▶ [Directive 1] Name every distinct username shown as the author of a post or comment in the discussion thread about git bayesect.
▶ [Directive 2] Continue the discussion thread about git bayesect from where it stops.

▶ [Document passage]
--------------------------------

Show HN: Git bayesect – Bayesian Git bisection for non-deterministic bugs

(github.com)

135 points | by hauntsaninja 4 days ago

6 comments

hauntsaninja 4 days ago
git bisect works great for tracking down regressions, but relies on the bug presenting deterministically. But what if the bug is non-deterministic? Or worse, your behaviour was always non-deterministic, but something has changed, e.g. your tests went from somewhat flaky to very flaky.
In addition to the repo linked in the title, I also wrote up a little bit of the math behind it here: https://hauntsaninja.github.io/git_bayesect.html
[-]
- ajb 51 minutes ago
  Nice! I implemented a similar thing a while back: https://github.com/Ealdwulf/BBChop
  I'm going to have to check out how you got linear time with Shannon entropy, because I used Renyi entropy to do that, to make the algebra easier.
  It's also possible to do it over the DAG, rather than a linear history - although that makes the code a lot more complicated. Unfortunately there doesn't seem to be a linear time cumulative sum algorithm over dags, so it's super linear in some cases.
- Myrmornis 2 hours ago
  This is really cool! Is there an alternative way of thinking about it involving a hidden markov model, looking for a change in value of an unknown latent P(fail)? Or does your approach end up being similar to whatever the appropriate Bayesian approach to the HMM would be?
supermdguy 3 days ago
Okay this is really fun and mathematically satisfying. Could even be useful for tough bugs that are technically deterministic, but you might not have precise reproduction steps.
Does it support running a test multiple times to get a probability for a single commit instead of just pass/fail? I guess you’d also need to take into account the number of trials to update the Beta properly.
[-]
- hauntsaninja 3 days ago
  Yay, I had fun with it too!

--------------------------------

▶ [Provided information]
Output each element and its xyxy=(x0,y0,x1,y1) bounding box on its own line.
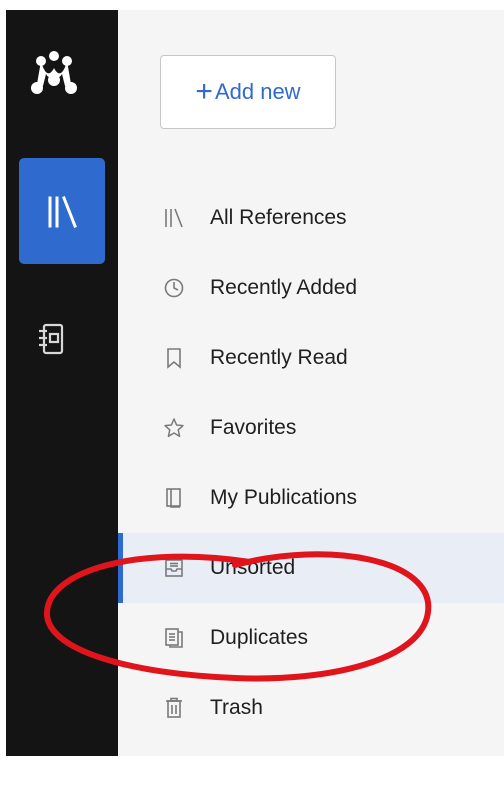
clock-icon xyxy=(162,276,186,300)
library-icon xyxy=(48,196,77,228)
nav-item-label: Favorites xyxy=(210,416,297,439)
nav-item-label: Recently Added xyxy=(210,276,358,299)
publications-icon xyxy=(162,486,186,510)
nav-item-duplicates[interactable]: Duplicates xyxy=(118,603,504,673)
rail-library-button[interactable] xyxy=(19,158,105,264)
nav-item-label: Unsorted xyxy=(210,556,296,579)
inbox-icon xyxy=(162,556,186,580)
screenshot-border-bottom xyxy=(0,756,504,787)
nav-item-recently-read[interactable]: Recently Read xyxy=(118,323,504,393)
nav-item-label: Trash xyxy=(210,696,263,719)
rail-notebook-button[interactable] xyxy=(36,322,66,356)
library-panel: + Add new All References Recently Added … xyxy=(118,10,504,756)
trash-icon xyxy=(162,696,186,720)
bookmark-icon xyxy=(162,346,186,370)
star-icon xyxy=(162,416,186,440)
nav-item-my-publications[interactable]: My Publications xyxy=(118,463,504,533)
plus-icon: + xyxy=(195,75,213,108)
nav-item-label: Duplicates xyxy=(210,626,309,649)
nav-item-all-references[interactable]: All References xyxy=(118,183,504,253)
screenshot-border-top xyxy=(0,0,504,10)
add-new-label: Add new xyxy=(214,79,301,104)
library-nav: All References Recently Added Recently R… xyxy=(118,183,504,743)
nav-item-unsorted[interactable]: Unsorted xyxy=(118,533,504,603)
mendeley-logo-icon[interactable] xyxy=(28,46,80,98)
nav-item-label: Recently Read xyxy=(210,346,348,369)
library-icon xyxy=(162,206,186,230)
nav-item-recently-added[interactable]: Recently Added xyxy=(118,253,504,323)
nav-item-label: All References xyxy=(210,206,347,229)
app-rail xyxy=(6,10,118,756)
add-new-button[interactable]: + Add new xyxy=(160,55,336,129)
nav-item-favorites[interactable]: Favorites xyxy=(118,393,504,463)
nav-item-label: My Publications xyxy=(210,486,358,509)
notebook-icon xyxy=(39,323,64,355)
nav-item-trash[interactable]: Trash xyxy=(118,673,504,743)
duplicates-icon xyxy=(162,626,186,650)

--------------------------------

▶ [Response 1] hauntsaninja, ajb, Myrmornis, supermdguy

▶ [Response 2]
  IIUC the way you'd do that right now is just repeatedly recording the individual observations on a single commit, which effectively gives it a probability + the number of trials to do the Beta update. I don't yet have a CLI entrypoint to record a batch observation of (probability, num_trials), but it would be easy to add one
  But ofc part of the magic is that git_bayesect's commit selection tells you how to be maximally sample efficient, so you'd only want to do a batch record if your test has high constant overhead
  [-]
  - __s 1 hour ago
    recompiling can be high constant overhead
    [-]
    - ajb 43 minutes ago
      In theory, the algorithm could deal with that by choosing the commit at each step, which gives the best expected information gain; divided by expected test time. In most cases it would be more efficient just to cache the compiled output though.
      [-]
      - sfink 2 minutes ago
        This doesn't sound quite right, but I'm not sure why.
        Perhaps: a reasonable objective would be to say that for N bits of information, I would like to pick the test schedule that requires the least total elapsed time. If you have two candidate commits and a slow recompile time, it seems like your algorithm would do many repeats of commit A until the gain in information per run drops below the expected gain from B divided by the recompile time, then it would do many repeats of B, then go back to A, etc. So there are long runs, but you're still switching back and forth. You would get the same number of bits by doing the same number of test runs for each commit, but batching all of the A runs before all of the B runs.
        Then again: you wouldn't know how many times to run each in advance, and "run A an infinite number of times, then run B an infinite number of times" is clearly not a winning strategy. Even with a fixed N, I don't think you could figure it out without knowing the results of the runs in advance. So perhaps your algorithm is optimal?
        It still feels off. You're normalizing everything to bits/sec and choosing the maximum. But comparing an initial test run divided by the rebuild time vs a subsequent test run divided by a much faster time seems like you're pretending a discrete thing is continuous.
        I wish I could math good.
Retr0id 2 hours ago
Super cool!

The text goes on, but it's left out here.